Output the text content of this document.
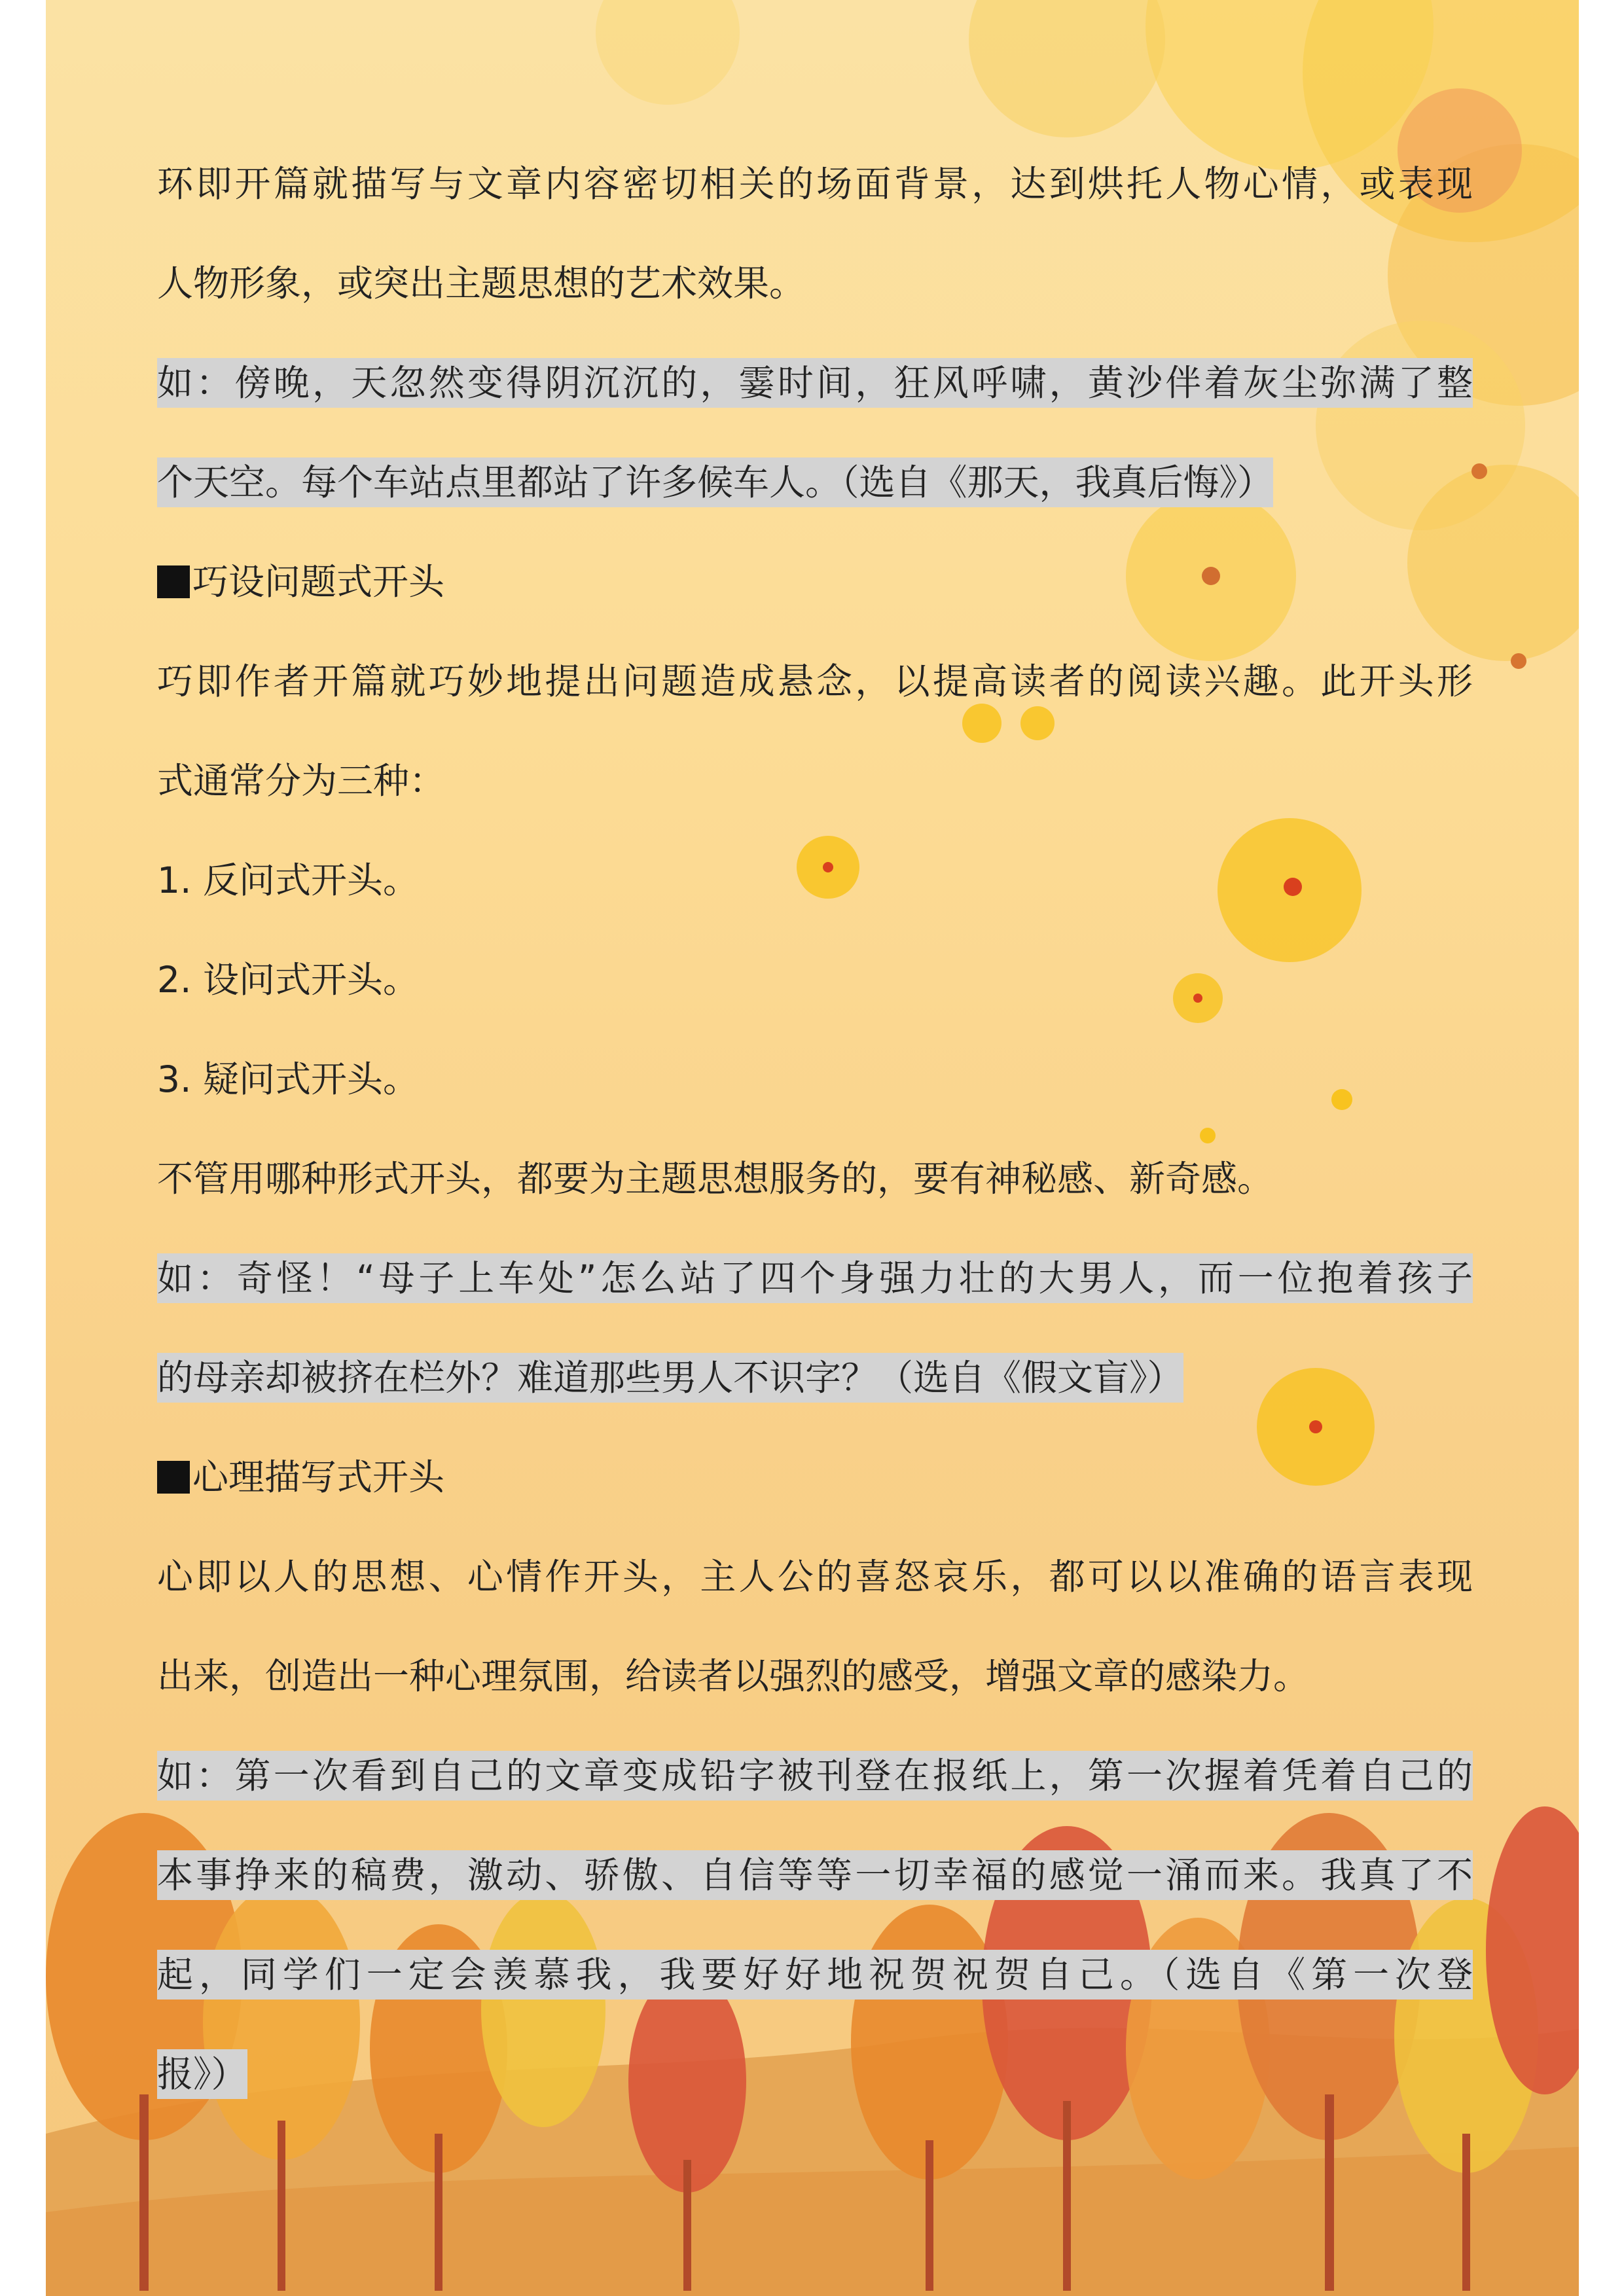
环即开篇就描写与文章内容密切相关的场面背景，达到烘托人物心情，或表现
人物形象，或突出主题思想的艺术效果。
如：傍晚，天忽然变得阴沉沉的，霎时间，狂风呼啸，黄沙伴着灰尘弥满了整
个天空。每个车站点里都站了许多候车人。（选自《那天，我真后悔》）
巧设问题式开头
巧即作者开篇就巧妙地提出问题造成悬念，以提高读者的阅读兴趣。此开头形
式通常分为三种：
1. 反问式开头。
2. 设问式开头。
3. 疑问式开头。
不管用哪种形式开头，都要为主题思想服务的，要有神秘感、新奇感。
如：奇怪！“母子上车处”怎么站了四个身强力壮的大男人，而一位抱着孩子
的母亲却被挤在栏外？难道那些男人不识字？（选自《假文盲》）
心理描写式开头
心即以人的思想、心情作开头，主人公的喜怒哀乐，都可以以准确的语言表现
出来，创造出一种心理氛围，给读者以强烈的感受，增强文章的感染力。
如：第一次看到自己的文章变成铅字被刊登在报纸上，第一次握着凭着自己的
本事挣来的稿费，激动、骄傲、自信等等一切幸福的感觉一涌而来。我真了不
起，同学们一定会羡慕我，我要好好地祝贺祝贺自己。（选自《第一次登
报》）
|---|
--- DIRECTIONS ---
Give every line back word for word and leave the pictures out.

--- FULL OUTPUT ---
Output the text content of this document.
环即开篇就描写与文章内容密切相关的场面背景，达到烘托人物心情，或表现
人物形象，或突出主题思想的艺术效果。
如：傍晚，天忽然变得阴沉沉的，霎时间，狂风呼啸，黄沙伴着灰尘弥满了整
个天空。每个车站点里都站了许多候车人。（选自《那天，我真后悔》）
巧设问题式开头
巧即作者开篇就巧妙地提出问题造成悬念，以提高读者的阅读兴趣。此开头形
式通常分为三种：
1. 反问式开头。
2. 设问式开头。
3. 疑问式开头。
不管用哪种形式开头，都要为主题思想服务的，要有神秘感、新奇感。
如：奇怪！“母子上车处”怎么站了四个身强力壮的大男人，而一位抱着孩子
的母亲却被挤在栏外？难道那些男人不识字？（选自《假文盲》）
心理描写式开头
心即以人的思想、心情作开头，主人公的喜怒哀乐，都可以以准确的语言表现
出来，创造出一种心理氛围，给读者以强烈的感受，增强文章的感染力。
如：第一次看到自己的文章变成铅字被刊登在报纸上，第一次握着凭着自己的
本事挣来的稿费，激动、骄傲、自信等等一切幸福的感觉一涌而来。我真了不
起，同学们一定会羡慕我，我要好好地祝贺祝贺自己。（选自《第一次登
报》）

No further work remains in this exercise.